━━ Data shown

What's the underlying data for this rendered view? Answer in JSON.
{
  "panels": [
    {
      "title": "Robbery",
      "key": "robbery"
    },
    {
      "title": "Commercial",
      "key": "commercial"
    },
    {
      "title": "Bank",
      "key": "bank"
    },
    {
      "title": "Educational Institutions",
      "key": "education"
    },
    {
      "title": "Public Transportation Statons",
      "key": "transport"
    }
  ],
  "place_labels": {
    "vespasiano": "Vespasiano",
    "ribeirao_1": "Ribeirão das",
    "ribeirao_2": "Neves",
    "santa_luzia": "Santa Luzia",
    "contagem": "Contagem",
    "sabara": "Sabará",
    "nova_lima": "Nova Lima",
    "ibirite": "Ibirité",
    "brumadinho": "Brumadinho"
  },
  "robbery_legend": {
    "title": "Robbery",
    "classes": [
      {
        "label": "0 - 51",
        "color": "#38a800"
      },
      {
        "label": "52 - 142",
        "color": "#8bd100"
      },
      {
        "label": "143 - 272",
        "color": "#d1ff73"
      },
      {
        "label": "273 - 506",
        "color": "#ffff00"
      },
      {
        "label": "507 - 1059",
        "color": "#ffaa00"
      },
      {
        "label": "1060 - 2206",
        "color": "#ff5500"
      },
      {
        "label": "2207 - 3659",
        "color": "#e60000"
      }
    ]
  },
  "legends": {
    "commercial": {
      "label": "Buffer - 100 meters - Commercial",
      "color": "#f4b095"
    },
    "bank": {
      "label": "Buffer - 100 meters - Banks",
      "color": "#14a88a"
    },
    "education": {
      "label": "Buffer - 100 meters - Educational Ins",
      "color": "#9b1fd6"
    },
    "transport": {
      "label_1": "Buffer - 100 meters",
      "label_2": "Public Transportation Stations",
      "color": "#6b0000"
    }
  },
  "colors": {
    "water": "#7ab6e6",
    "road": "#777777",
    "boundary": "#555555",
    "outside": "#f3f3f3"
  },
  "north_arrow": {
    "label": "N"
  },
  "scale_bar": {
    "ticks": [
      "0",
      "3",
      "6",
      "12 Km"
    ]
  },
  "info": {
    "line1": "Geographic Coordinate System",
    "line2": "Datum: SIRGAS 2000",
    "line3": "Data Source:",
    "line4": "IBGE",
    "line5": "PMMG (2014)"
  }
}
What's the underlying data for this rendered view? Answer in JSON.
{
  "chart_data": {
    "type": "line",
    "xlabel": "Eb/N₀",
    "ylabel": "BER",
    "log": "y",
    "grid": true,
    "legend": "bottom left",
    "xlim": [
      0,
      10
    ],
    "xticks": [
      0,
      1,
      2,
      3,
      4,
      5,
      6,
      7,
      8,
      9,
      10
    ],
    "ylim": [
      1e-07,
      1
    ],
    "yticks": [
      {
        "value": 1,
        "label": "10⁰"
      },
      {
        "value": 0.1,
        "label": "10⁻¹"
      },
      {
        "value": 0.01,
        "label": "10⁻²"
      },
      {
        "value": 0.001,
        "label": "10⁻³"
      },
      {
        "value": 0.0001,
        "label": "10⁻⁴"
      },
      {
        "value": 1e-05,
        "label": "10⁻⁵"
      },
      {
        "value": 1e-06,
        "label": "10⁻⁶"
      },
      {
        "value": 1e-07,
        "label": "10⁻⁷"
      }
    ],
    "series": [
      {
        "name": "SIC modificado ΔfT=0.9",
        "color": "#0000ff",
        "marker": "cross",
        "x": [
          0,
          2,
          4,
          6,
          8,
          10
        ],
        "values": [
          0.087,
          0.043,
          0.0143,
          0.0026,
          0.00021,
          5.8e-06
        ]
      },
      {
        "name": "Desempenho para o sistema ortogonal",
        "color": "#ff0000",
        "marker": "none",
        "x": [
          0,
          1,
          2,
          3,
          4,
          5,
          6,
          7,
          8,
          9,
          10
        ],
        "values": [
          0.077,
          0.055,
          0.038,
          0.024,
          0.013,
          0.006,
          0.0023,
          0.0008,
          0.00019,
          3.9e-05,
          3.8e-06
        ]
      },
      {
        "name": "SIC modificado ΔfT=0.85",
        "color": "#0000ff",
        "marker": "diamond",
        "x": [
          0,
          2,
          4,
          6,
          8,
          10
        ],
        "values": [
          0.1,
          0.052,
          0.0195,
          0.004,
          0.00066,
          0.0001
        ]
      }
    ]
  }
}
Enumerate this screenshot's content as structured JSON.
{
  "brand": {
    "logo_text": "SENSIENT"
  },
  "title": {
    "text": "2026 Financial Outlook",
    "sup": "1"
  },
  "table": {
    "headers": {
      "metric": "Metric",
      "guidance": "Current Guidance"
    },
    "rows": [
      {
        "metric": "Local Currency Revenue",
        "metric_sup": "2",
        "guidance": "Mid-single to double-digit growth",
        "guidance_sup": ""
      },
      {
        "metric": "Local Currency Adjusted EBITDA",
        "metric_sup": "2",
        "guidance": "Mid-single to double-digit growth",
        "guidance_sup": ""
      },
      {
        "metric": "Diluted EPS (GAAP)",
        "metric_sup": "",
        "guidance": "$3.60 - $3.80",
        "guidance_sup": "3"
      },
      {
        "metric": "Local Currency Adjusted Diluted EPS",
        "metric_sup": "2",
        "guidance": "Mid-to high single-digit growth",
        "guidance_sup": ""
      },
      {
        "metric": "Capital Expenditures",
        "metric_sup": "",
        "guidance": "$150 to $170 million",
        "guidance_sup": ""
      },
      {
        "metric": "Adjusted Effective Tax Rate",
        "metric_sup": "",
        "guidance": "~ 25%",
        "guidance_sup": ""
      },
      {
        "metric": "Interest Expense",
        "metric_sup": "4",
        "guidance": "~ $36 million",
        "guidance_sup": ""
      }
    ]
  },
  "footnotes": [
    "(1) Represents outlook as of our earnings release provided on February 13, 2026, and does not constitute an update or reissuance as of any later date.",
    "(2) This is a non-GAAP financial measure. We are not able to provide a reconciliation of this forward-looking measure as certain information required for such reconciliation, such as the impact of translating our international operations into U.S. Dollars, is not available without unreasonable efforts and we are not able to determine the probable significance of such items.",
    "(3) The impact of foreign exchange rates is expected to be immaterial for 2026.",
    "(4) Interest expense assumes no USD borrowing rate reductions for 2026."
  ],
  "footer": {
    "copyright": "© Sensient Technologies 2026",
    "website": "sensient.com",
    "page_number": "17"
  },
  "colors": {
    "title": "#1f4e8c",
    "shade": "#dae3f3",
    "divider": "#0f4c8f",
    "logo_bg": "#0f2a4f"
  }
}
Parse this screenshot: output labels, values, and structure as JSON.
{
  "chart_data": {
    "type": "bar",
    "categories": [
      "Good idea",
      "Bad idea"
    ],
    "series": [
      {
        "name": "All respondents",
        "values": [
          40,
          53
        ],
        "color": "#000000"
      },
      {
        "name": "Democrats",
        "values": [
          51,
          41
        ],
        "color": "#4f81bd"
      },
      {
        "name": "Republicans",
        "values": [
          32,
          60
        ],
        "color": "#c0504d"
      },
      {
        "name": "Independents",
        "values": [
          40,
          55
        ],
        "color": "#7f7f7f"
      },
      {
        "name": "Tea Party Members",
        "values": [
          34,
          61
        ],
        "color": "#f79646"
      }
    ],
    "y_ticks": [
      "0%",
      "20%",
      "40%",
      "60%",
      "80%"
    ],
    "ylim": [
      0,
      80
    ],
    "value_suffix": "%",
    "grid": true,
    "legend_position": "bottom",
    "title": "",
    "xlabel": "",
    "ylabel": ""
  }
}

━━━━

• Task to complete
Where a line above contains the word "this", copy that line.

• Written answer
What's the underlying data for this rendered view? Answer in JSON.
What's the underlying data for this rendered view? Answer in JSON.
Enumerate this screenshot's content as structured JSON.
    "(2) This is a non-GAAP financial measure. We are not able to provide a reconciliation of this forward-looking measure as certain information required for such reconciliation, such as the impact of translating our international operations into U.S. Dollars, is not available without unreasonable efforts and we are not able to determine the probable significance of such items.",
Parse this screenshot: output labels, values, and structure as JSON.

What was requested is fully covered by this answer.